Exercise objective:
Output the full listing below exactly, without the pictures.

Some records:
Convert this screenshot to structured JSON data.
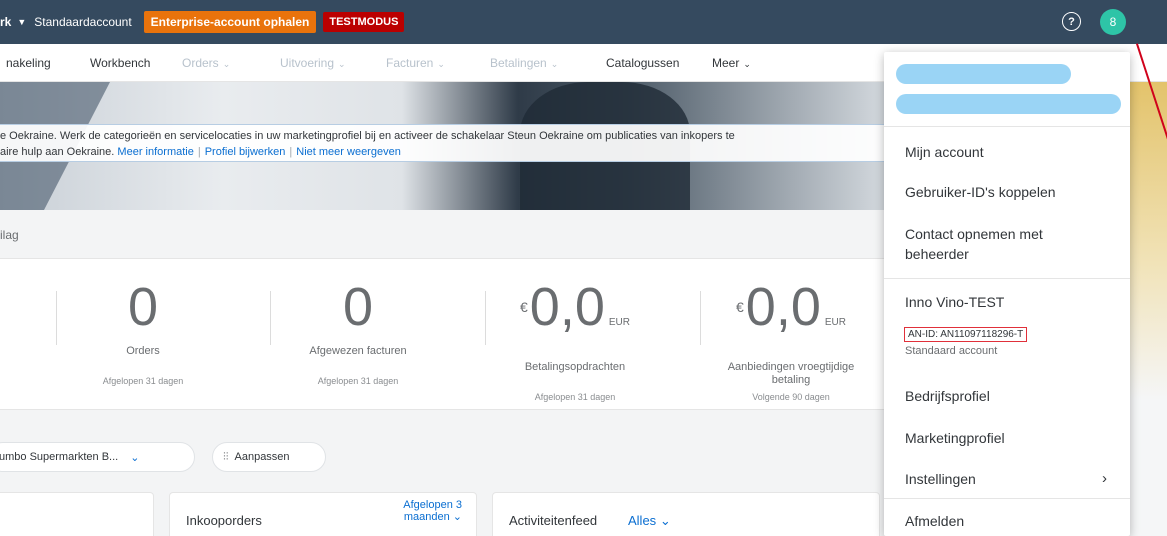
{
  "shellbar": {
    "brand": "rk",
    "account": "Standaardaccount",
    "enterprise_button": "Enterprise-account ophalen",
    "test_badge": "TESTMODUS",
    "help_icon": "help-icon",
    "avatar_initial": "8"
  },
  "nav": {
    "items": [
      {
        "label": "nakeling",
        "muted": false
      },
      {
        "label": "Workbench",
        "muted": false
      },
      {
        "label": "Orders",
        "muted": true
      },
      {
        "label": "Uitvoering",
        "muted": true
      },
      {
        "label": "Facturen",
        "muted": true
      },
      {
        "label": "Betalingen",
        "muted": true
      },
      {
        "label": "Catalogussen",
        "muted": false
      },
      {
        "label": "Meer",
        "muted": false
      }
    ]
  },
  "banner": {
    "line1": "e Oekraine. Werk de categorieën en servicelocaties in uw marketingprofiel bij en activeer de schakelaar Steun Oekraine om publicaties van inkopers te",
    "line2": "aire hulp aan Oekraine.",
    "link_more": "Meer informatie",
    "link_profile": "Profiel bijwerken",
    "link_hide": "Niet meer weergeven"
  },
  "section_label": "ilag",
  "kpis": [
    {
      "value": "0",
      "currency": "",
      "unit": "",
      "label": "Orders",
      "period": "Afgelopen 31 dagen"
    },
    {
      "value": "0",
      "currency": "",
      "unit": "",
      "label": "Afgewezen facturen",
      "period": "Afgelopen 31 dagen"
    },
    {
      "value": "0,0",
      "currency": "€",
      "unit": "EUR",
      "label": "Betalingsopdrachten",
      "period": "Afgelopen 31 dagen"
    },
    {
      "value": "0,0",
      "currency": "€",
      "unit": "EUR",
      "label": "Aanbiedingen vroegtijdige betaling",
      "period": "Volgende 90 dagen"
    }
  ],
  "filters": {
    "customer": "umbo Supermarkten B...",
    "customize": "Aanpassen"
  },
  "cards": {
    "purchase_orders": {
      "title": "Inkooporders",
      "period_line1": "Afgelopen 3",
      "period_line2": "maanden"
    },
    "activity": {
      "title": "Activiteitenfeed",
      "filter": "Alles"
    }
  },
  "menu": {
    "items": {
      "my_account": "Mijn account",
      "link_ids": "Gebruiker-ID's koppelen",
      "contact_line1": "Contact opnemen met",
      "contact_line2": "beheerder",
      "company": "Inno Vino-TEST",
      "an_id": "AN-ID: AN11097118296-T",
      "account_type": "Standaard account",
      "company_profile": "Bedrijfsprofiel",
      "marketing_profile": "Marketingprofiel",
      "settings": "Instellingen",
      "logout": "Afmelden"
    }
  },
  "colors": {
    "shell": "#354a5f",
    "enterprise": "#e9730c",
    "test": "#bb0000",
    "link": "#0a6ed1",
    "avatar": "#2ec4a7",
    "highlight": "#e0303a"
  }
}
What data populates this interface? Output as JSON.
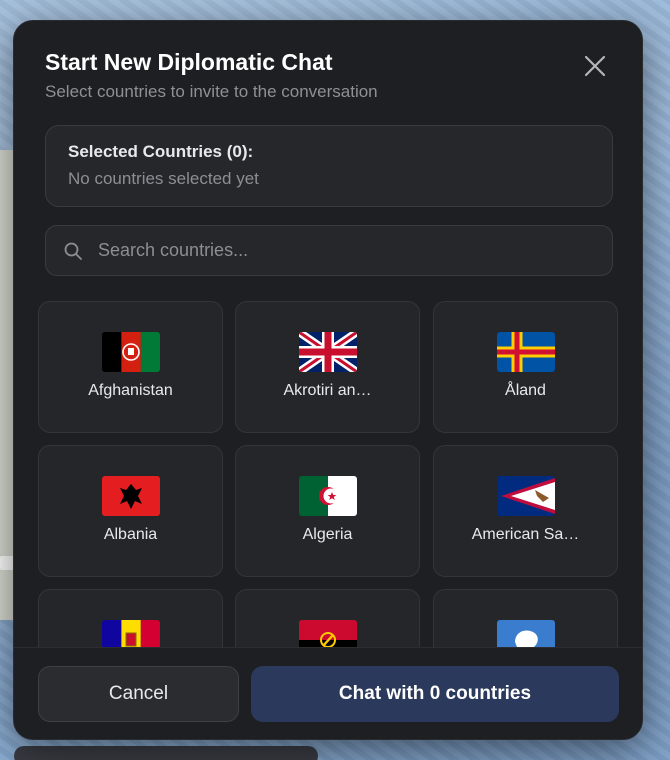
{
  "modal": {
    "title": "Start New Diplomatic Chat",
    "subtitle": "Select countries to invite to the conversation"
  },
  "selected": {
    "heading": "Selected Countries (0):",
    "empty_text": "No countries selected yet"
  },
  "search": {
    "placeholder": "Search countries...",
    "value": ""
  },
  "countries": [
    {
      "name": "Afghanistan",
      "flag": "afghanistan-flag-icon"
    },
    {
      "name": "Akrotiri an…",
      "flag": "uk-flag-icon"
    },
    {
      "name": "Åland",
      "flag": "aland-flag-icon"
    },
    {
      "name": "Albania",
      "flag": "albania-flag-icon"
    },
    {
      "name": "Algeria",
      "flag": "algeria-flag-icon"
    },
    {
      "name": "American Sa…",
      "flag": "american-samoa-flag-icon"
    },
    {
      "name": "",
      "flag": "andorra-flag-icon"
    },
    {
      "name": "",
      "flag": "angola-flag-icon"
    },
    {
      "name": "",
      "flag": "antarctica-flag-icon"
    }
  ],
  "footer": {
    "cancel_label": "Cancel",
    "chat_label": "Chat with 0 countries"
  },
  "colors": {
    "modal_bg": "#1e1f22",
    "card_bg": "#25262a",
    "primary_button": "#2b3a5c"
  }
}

Task answer:
Convert this screenshot to structured JSON data.
{
  "shellbar": {
    "brand": "rk",
    "account": "Standaardaccount",
    "enterprise_button": "Enterprise-account ophalen",
    "test_badge": "TESTMODUS",
    "help_icon": "help-icon",
    "avatar_initial": "8"
  },
  "nav": {
    "items": [
      {
        "label": "nakeling",
        "muted": false
      },
      {
        "label": "Workbench",
        "muted": false
      },
      {
        "label": "Orders",
        "muted": true
      },
      {
        "label": "Uitvoering",
        "muted": true
      },
      {
        "label": "Facturen",
        "muted": true
      },
      {
        "label": "Betalingen",
        "muted": true
      },
      {
        "label": "Catalogussen",
        "muted": false
      },
      {
        "label": "Meer",
        "muted": false
      }
    ]
  },
  "banner": {
    "line1": "e Oekraine. Werk de categorieën en servicelocaties in uw marketingprofiel bij en activeer de schakelaar Steun Oekraine om publicaties van inkopers te",
    "line2": "aire hulp aan Oekraine.",
    "link_more": "Meer informatie",
    "link_profile": "Profiel bijwerken",
    "link_hide": "Niet meer weergeven"
  },
  "section_label": "ilag",
  "kpis": [
    {
      "value": "0",
      "currency": "",
      "unit": "",
      "label": "Orders",
      "period": "Afgelopen 31 dagen"
    },
    {
      "value": "0",
      "currency": "",
      "unit": "",
      "label": "Afgewezen facturen",
      "period": "Afgelopen 31 dagen"
    },
    {
      "value": "0,0",
      "currency": "€",
      "unit": "EUR",
      "label": "Betalingsopdrachten",
      "period": "Afgelopen 31 dagen"
    },
    {
      "value": "0,0",
      "currency": "€",
      "unit": "EUR",
      "label": "Aanbiedingen vroegtijdige betaling",
      "period": "Volgende 90 dagen"
    }
  ],
  "filters": {
    "customer": "umbo Supermarkten B...",
    "customize": "Aanpassen"
  },
  "cards": {
    "purchase_orders": {
      "title": "Inkooporders",
      "period_line1": "Afgelopen 3",
      "period_line2": "maanden"
    },
    "activity": {
      "title": "Activiteitenfeed",
      "filter": "Alles"
    }
  },
  "menu": {
    "items": {
      "my_account": "Mijn account",
      "link_ids": "Gebruiker-ID's koppelen",
      "contact_line1": "Contact opnemen met",
      "contact_line2": "beheerder",
      "company": "Inno Vino-TEST",
      "an_id": "AN-ID: AN11097118296-T",
      "account_type": "Standaard account",
      "company_profile": "Bedrijfsprofiel",
      "marketing_profile": "Marketingprofiel",
      "settings": "Instellingen",
      "logout": "Afmelden"
    }
  },
  "colors": {
    "shell": "#354a5f",
    "enterprise": "#e9730c",
    "test": "#bb0000",
    "link": "#0a6ed1",
    "avatar": "#2ec4a7",
    "highlight": "#e0303a"
  }
}
What data populates this interface? Output as JSON.
{
  "modal": {
    "title": "Start New Diplomatic Chat",
    "subtitle": "Select countries to invite to the conversation"
  },
  "selected": {
    "heading": "Selected Countries (0):",
    "empty_text": "No countries selected yet"
  },
  "search": {
    "placeholder": "Search countries...",
    "value": ""
  },
  "countries": [
    {
      "name": "Afghanistan",
      "flag": "afghanistan-flag-icon"
    },
    {
      "name": "Akrotiri an…",
      "flag": "uk-flag-icon"
    },
    {
      "name": "Åland",
      "flag": "aland-flag-icon"
    },
    {
      "name": "Albania",
      "flag": "albania-flag-icon"
    },
    {
      "name": "Algeria",
      "flag": "algeria-flag-icon"
    },
    {
      "name": "American Sa…",
      "flag": "american-samoa-flag-icon"
    },
    {
      "name": "",
      "flag": "andorra-flag-icon"
    },
    {
      "name": "",
      "flag": "angola-flag-icon"
    },
    {
      "name": "",
      "flag": "antarctica-flag-icon"
    }
  ],
  "footer": {
    "cancel_label": "Cancel",
    "chat_label": "Chat with 0 countries"
  },
  "colors": {
    "modal_bg": "#1e1f22",
    "card_bg": "#25262a",
    "primary_button": "#2b3a5c"
  }
}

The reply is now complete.